Note each line where "text" appears, and copy it.

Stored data
***

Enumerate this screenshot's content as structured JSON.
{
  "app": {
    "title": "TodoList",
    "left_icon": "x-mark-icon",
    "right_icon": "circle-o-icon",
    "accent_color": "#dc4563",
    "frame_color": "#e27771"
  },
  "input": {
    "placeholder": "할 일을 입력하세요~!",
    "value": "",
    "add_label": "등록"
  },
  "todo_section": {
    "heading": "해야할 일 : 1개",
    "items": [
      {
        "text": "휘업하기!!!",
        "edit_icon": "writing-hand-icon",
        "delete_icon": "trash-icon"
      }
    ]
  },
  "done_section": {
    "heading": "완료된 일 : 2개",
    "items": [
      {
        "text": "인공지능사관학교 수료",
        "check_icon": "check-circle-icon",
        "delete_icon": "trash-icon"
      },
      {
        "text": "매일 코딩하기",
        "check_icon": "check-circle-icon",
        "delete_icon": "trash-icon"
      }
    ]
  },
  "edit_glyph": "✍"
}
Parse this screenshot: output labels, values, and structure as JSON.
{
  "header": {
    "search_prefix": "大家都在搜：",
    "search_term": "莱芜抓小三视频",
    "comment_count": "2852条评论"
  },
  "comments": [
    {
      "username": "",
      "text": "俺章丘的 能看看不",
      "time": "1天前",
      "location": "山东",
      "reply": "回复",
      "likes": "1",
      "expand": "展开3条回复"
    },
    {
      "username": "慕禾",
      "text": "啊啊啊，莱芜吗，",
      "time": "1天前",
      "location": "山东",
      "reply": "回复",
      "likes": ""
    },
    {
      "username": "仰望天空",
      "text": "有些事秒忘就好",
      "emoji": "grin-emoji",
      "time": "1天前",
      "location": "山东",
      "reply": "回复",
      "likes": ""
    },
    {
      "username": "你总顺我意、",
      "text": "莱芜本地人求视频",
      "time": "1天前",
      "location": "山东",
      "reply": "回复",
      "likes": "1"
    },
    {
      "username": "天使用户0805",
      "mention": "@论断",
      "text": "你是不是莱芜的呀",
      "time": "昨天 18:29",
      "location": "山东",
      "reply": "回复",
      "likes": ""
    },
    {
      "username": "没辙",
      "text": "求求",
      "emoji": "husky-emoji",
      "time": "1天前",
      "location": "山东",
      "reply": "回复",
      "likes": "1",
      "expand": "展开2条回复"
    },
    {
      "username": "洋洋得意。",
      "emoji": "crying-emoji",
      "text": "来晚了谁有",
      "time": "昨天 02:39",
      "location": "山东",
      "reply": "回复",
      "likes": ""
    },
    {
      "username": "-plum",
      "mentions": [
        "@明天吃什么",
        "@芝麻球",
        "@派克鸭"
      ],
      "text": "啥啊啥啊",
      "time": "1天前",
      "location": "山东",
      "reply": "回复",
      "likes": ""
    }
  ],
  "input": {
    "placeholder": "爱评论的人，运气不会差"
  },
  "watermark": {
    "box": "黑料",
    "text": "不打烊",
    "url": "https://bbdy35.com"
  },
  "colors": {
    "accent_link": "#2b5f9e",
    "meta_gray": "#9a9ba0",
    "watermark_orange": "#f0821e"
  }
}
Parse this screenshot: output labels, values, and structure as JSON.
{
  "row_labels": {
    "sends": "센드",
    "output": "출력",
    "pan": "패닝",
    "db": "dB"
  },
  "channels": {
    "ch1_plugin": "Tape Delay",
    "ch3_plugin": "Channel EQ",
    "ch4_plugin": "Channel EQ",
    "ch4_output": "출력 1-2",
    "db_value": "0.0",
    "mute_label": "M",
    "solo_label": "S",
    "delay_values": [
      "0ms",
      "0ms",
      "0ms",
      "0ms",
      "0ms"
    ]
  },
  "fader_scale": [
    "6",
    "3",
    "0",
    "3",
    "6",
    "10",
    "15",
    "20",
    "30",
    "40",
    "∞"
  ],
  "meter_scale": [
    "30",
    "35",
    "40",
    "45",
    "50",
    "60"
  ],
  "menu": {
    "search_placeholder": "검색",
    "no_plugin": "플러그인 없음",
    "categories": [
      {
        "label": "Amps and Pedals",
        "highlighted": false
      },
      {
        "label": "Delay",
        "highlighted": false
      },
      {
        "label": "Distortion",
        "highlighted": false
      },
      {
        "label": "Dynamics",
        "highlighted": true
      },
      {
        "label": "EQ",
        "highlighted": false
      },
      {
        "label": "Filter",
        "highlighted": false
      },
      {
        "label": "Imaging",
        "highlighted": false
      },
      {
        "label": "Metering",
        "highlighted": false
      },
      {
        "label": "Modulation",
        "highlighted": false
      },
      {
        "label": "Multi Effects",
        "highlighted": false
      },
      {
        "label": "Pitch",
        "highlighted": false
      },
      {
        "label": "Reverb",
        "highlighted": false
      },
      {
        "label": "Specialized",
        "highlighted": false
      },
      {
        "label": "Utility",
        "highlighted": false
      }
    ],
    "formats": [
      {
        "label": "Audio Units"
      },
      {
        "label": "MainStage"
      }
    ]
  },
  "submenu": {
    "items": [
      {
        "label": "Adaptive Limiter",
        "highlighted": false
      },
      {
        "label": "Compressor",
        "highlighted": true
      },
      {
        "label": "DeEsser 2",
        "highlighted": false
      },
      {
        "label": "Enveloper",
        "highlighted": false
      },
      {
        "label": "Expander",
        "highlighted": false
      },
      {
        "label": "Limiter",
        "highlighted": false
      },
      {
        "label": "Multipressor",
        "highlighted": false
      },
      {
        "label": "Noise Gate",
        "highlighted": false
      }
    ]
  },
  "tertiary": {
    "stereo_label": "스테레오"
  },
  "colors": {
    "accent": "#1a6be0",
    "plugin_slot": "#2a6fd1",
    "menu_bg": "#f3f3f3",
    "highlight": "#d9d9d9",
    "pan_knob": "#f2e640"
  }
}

***

▶ _Answer to the problem_
        "text": "휘업하기!!!",
        "text": "인공지능사관학교 수료",
        "text": "매일 코딩하기",
      "text": "俺章丘的 能看看不",
      "text": "啊啊啊，莱芜吗，",
      "text": "有些事秒忘就好",
      "text": "莱芜本地人求视频",
      "text": "你是不是莱芜的呀",
      "text": "求求",
      "text": "来晚了谁有",
      "text": "啥啊啥啊",
    "text": "不打烊",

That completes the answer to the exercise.